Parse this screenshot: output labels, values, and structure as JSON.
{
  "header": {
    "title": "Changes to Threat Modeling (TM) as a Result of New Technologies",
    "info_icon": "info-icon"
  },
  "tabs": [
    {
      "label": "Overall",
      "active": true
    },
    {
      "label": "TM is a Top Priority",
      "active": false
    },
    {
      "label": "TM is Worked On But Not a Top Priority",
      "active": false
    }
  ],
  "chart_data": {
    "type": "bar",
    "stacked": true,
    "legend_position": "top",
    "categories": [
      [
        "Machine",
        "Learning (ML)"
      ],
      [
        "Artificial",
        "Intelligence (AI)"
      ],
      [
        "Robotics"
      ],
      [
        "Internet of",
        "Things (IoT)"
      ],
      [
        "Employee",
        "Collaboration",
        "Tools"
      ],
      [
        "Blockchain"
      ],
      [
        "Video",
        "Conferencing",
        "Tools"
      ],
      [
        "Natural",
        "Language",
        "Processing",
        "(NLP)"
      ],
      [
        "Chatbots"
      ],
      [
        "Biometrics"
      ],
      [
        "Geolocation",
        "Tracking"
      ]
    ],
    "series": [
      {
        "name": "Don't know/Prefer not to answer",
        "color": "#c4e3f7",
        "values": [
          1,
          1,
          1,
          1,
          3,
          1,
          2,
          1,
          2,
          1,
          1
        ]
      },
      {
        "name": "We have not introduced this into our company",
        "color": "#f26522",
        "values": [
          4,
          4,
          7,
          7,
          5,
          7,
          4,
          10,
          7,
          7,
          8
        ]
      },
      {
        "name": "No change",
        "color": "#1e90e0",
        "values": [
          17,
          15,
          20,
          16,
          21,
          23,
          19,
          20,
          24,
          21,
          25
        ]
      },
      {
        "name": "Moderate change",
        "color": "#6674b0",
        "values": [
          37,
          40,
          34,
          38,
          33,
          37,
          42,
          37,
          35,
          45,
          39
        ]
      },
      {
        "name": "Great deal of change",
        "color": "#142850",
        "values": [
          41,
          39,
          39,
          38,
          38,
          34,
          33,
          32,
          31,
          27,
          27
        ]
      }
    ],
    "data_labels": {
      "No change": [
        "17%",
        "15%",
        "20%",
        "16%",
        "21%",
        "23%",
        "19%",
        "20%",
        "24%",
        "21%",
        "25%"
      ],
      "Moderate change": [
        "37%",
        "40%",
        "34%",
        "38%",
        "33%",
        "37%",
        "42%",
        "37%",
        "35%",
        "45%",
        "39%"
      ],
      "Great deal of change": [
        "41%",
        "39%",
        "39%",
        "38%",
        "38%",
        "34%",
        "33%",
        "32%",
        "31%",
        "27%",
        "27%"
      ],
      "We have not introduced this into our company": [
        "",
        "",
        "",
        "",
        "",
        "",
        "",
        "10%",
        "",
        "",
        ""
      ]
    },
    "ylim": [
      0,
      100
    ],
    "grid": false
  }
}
---+---
Copy all lines from the material that hold "into".

        "name": "We have not introduced this into our company",
      "We have not introduced this into our company": [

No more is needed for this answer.